* [RECORDS SUPPLIED]:
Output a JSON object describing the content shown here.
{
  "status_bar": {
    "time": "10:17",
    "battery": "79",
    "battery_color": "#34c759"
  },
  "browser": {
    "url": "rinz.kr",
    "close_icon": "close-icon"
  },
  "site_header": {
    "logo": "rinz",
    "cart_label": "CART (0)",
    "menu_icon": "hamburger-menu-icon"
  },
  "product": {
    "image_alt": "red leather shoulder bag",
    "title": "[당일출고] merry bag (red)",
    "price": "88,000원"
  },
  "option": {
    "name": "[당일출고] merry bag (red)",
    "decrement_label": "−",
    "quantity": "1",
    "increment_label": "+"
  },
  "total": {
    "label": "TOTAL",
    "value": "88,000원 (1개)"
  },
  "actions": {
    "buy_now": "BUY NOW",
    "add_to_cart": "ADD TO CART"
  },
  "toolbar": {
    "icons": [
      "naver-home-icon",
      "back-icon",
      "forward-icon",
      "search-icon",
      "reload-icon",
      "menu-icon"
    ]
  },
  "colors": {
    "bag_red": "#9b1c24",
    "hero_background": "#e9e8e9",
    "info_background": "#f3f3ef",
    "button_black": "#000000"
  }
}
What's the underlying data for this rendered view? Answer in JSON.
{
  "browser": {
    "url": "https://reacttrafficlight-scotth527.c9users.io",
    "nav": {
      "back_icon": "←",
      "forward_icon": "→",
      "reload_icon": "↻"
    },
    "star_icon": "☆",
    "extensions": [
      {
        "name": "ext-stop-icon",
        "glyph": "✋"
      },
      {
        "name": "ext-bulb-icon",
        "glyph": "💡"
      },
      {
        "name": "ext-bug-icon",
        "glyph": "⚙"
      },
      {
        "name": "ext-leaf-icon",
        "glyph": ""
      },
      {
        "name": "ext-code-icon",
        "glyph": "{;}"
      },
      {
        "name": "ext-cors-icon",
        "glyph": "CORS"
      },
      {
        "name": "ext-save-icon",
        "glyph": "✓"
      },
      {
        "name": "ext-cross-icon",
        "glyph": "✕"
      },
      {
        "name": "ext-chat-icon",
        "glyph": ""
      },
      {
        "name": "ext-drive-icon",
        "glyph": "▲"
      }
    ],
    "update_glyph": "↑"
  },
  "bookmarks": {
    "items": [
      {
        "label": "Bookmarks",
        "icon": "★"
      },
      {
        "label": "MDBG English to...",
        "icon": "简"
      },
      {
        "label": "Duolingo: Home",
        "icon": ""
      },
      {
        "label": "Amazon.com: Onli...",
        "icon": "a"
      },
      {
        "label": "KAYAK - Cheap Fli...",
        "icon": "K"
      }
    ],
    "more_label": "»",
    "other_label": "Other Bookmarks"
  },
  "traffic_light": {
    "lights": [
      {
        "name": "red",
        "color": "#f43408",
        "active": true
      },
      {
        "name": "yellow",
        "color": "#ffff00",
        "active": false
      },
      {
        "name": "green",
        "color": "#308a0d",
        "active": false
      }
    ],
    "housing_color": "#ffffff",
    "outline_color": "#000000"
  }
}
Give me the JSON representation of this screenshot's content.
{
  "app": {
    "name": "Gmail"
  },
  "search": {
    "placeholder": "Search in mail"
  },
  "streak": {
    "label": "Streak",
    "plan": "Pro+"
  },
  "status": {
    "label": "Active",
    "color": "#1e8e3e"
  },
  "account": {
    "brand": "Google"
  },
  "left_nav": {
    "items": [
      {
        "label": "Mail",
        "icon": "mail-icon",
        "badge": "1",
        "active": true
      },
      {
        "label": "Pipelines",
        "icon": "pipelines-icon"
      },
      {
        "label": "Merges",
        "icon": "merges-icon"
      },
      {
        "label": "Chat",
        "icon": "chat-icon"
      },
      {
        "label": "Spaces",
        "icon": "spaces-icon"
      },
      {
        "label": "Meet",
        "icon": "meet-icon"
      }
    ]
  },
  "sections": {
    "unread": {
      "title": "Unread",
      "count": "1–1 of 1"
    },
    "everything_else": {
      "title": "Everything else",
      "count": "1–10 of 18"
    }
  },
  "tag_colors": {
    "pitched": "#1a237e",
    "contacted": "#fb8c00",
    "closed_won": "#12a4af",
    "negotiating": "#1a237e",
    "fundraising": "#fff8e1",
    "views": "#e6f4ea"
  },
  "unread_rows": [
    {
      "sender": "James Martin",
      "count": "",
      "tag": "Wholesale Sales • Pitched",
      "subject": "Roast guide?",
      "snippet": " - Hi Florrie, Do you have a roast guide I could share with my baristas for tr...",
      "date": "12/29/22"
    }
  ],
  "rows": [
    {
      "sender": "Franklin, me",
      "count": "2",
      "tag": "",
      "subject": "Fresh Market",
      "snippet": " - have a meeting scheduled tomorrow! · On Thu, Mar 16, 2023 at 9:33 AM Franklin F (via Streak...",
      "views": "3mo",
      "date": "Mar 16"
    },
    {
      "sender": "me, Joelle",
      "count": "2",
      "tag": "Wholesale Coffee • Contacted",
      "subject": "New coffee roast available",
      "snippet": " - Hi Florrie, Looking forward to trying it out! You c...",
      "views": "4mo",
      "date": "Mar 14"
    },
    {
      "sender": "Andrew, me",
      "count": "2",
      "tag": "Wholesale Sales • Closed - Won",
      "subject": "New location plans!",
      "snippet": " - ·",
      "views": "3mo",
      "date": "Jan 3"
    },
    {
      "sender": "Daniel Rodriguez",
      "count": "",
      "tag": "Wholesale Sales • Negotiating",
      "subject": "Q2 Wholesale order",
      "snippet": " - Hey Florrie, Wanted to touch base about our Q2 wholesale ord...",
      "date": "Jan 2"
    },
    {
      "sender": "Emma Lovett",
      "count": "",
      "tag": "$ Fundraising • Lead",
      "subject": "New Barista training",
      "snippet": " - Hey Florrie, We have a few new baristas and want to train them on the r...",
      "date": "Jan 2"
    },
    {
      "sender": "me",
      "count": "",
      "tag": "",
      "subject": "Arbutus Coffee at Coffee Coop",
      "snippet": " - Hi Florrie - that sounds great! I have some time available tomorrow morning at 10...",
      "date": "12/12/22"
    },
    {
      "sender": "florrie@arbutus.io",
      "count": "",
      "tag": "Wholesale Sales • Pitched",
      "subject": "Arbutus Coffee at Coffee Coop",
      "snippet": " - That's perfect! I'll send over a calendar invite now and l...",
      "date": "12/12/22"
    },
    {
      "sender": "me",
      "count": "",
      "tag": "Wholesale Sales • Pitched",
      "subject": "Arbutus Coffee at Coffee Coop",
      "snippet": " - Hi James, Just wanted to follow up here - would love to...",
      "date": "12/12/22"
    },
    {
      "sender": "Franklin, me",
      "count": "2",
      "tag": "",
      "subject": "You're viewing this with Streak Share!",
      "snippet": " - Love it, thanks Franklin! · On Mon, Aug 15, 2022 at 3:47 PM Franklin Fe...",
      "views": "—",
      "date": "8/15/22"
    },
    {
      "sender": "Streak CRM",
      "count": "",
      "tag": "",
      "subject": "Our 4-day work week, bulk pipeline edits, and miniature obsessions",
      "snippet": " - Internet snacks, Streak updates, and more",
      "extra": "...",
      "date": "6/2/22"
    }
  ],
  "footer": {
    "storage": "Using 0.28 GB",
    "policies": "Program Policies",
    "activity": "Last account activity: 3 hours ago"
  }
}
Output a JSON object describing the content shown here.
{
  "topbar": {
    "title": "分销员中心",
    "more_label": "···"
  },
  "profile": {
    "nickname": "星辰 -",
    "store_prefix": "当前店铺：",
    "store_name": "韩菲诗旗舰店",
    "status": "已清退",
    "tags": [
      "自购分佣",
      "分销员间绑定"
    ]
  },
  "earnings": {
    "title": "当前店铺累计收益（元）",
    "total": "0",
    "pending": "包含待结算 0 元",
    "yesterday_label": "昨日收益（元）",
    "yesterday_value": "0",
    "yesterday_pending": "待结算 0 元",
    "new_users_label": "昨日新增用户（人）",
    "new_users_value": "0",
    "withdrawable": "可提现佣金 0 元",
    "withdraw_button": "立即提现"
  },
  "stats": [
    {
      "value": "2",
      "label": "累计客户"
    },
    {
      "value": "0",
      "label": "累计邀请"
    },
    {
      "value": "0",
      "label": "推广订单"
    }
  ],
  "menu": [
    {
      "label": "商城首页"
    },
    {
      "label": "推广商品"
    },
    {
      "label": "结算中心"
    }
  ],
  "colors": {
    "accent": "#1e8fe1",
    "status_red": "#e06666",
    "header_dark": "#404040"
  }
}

* [EXERCISE DETAILS]: Lines that include the word "tomorrow" are to be extracted from the data above.

* [THE OUTPUT]:
      "snippet": " - have a meeting scheduled tomorrow! · On Thu, Mar 16, 2023 at 9:33 AM Franklin F (via Streak...",
      "snippet": " - Hi Florrie - that sounds great! I have some time available tomorrow morning at 10...",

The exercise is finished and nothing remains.